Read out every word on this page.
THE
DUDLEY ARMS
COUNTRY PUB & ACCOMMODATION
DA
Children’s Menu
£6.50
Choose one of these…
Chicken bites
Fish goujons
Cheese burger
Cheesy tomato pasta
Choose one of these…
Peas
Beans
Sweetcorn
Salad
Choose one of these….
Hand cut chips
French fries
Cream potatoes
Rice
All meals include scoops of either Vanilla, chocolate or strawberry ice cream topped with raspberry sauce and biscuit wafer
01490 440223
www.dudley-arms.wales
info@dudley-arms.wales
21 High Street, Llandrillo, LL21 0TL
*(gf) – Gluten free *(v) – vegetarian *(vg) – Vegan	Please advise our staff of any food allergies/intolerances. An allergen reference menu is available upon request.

────────────────────

:: Exercise instructions ::
In the entries above, count each line holding "wales" and report the total and nothing more.

:: Expected answer ::
2